### Work to complete
Could you copy every line from the material below in which "name" appears?

##### Data for processing

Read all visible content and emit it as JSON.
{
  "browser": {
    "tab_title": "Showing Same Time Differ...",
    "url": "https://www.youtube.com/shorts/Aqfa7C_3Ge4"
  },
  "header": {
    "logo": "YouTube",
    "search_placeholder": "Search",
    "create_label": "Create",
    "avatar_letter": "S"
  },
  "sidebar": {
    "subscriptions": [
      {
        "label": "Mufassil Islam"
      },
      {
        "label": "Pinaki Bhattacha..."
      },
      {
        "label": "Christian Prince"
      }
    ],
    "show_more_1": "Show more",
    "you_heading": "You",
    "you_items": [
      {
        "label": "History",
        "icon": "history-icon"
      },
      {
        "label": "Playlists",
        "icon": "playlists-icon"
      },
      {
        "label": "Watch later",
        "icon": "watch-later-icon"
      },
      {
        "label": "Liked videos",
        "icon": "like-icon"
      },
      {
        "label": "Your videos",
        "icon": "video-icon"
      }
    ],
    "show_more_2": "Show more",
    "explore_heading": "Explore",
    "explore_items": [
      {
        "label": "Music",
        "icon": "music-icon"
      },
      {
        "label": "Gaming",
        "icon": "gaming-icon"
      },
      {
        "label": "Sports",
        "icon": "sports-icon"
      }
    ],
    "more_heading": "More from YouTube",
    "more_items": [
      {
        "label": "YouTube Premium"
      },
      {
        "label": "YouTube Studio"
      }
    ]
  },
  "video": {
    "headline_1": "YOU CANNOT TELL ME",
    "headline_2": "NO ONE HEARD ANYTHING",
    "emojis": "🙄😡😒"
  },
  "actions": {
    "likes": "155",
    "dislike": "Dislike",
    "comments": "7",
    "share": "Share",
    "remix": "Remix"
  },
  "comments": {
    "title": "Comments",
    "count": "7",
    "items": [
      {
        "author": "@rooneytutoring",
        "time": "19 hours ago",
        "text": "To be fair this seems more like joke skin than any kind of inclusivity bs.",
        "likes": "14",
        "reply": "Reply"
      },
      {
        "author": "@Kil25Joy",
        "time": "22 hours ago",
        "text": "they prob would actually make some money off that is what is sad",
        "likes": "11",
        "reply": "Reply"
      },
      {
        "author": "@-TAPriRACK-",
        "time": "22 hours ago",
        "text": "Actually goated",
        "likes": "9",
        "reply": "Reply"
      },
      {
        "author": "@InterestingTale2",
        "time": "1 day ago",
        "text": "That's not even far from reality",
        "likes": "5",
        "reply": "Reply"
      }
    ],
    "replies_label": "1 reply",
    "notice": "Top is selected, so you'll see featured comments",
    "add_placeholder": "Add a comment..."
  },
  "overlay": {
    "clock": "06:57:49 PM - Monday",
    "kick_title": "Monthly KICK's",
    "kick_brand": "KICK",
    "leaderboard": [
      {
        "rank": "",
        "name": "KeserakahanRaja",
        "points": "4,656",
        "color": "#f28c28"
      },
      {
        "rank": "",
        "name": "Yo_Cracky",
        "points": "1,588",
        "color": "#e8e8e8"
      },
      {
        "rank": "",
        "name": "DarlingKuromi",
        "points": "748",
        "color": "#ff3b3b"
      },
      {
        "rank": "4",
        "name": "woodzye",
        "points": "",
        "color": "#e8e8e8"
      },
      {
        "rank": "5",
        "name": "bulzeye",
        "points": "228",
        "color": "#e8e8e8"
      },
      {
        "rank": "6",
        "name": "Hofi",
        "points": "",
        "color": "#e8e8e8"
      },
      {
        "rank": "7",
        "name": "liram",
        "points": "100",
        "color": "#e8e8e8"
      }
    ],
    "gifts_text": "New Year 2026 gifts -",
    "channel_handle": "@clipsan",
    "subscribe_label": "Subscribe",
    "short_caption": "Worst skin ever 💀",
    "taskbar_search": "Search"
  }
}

##########

### Solution to the problem
        "name": "KeserakahanRaja",
        "name": "Yo_Cracky",
        "name": "DarlingKuromi",
        "name": "woodzye",
        "name": "bulzeye",
        "name": "Hofi",
        "name": "liram",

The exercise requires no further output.